(Saved data entries)

※

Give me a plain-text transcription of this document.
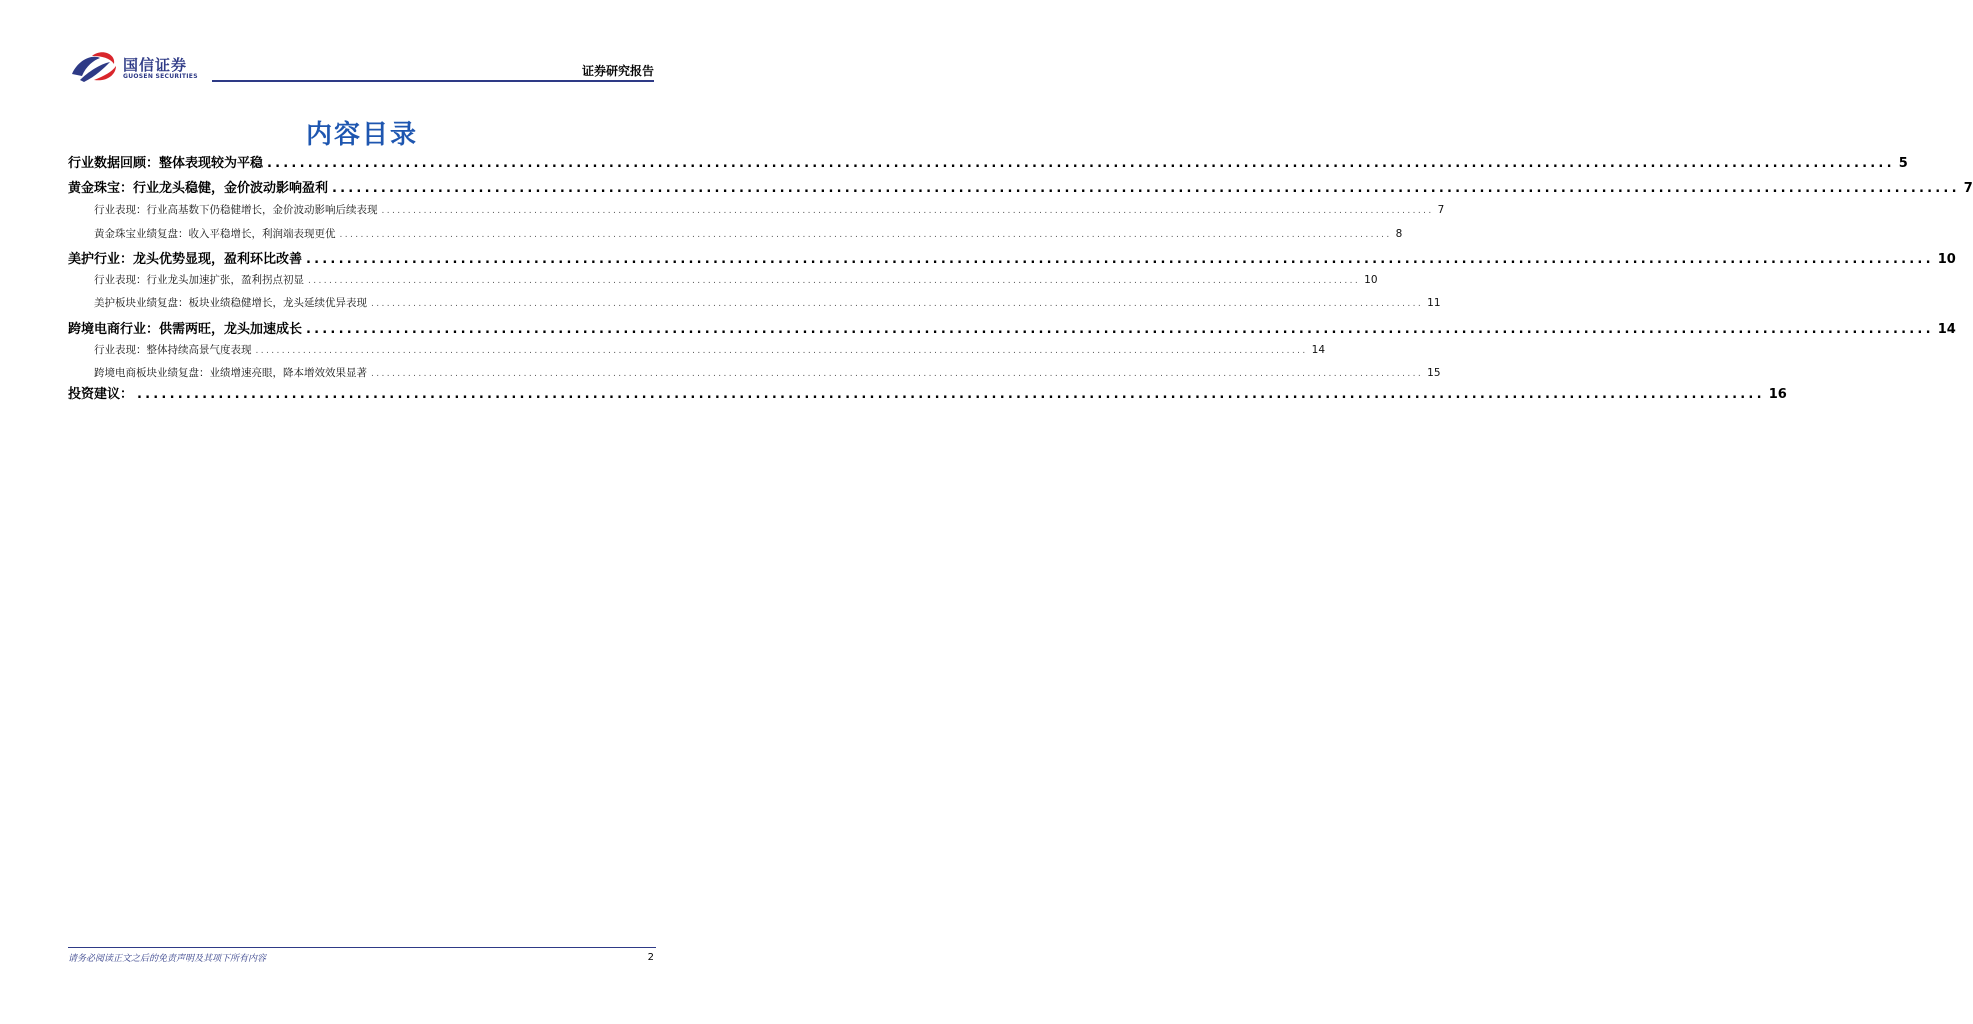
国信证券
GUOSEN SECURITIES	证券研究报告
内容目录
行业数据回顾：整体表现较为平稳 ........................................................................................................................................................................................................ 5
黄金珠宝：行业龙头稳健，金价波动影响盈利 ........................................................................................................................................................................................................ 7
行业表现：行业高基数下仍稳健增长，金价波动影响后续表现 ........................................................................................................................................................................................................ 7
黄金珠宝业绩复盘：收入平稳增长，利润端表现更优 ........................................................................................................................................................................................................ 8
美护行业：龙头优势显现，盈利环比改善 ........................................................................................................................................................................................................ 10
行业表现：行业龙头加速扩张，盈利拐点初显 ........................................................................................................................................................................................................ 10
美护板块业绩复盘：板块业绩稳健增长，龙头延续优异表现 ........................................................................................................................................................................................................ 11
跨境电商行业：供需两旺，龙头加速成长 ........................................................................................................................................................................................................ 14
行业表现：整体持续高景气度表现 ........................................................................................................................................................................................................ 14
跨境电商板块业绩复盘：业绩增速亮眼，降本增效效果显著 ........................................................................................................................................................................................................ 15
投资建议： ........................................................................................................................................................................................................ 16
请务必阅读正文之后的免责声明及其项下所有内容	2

※

TO DO -
Each line of the data should be quoted exactly, with pictures left out.

RESULT OF THE EXERCISE -
Give me a plain-text transcription of this document.
国信证券
GUOSEN SECURITIES	证券研究报告
内容目录
行业数据回顾：整体表现较为平稳 ........................................................................................................................................................................................................ 5
黄金珠宝：行业龙头稳健，金价波动影响盈利 ........................................................................................................................................................................................................ 7
行业表现：行业高基数下仍稳健增长，金价波动影响后续表现 ........................................................................................................................................................................................................ 7
黄金珠宝业绩复盘：收入平稳增长，利润端表现更优 ........................................................................................................................................................................................................ 8
美护行业：龙头优势显现，盈利环比改善 ........................................................................................................................................................................................................ 10
行业表现：行业龙头加速扩张，盈利拐点初显 ........................................................................................................................................................................................................ 10
美护板块业绩复盘：板块业绩稳健增长，龙头延续优异表现 ........................................................................................................................................................................................................ 11
跨境电商行业：供需两旺，龙头加速成长 ........................................................................................................................................................................................................ 14
行业表现：整体持续高景气度表现 ........................................................................................................................................................................................................ 14
跨境电商板块业绩复盘：业绩增速亮眼，降本增效效果显著 ........................................................................................................................................................................................................ 15
投资建议： ........................................................................................................................................................................................................ 16
请务必阅读正文之后的免责声明及其项下所有内容	2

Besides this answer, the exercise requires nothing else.